Records from a collection
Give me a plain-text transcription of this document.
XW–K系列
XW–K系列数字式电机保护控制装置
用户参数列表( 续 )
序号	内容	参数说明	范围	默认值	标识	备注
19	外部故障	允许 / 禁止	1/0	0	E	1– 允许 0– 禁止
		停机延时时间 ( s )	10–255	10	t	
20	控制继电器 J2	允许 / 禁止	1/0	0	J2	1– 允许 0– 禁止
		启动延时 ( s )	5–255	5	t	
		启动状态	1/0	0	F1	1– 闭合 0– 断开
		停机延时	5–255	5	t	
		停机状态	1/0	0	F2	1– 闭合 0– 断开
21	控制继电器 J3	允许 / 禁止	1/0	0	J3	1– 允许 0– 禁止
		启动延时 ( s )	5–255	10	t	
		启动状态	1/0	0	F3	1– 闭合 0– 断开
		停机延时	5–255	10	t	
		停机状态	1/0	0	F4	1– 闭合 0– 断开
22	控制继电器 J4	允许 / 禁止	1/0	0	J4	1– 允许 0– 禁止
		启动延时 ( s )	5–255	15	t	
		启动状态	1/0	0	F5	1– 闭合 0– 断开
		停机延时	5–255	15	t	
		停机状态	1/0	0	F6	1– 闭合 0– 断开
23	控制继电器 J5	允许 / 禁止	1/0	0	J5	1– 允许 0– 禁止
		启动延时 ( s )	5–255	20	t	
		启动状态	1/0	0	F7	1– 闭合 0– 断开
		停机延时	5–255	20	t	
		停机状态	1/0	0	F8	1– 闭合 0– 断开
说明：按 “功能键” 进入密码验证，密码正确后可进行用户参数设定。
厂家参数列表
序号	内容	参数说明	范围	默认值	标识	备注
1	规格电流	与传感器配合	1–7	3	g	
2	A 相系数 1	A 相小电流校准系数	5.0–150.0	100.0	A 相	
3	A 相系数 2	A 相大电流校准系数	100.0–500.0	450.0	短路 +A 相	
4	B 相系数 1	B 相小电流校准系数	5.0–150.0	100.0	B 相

▸ TASK OBJECTIVE
Each entry above is to be printed again exactly.

▸ SOLUTION TO THE EXERCISE
Give me a plain-text transcription of this document.
XW–K系列
XW–K系列数字式电机保护控制装置
用户参数列表( 续 )
序号	内容	参数说明	范围	默认值	标识	备注
19	外部故障	允许 / 禁止	1/0	0	E	1– 允许 0– 禁止
		停机延时时间 ( s )	10–255	10	t	
20	控制继电器 J2	允许 / 禁止	1/0	0	J2	1– 允许 0– 禁止
		启动延时 ( s )	5–255	5	t	
		启动状态	1/0	0	F1	1– 闭合 0– 断开
		停机延时	5–255	5	t	
		停机状态	1/0	0	F2	1– 闭合 0– 断开
21	控制继电器 J3	允许 / 禁止	1/0	0	J3	1– 允许 0– 禁止
		启动延时 ( s )	5–255	10	t	
		启动状态	1/0	0	F3	1– 闭合 0– 断开
		停机延时	5–255	10	t	
		停机状态	1/0	0	F4	1– 闭合 0– 断开
22	控制继电器 J4	允许 / 禁止	1/0	0	J4	1– 允许 0– 禁止
		启动延时 ( s )	5–255	15	t	
		启动状态	1/0	0	F5	1– 闭合 0– 断开
		停机延时	5–255	15	t	
		停机状态	1/0	0	F6	1– 闭合 0– 断开
23	控制继电器 J5	允许 / 禁止	1/0	0	J5	1– 允许 0– 禁止
		启动延时 ( s )	5–255	20	t	
		启动状态	1/0	0	F7	1– 闭合 0– 断开
		停机延时	5–255	20	t	
		停机状态	1/0	0	F8	1– 闭合 0– 断开
说明：按 “功能键” 进入密码验证，密码正确后可进行用户参数设定。
厂家参数列表
序号	内容	参数说明	范围	默认值	标识	备注
1	规格电流	与传感器配合	1–7	3	g	
2	A 相系数 1	A 相小电流校准系数	5.0–150.0	100.0	A 相	
3	A 相系数 2	A 相大电流校准系数	100.0–500.0	450.0	短路 +A 相	
4	B 相系数 1	B 相小电流校准系数	5.0–150.0	100.0	B 相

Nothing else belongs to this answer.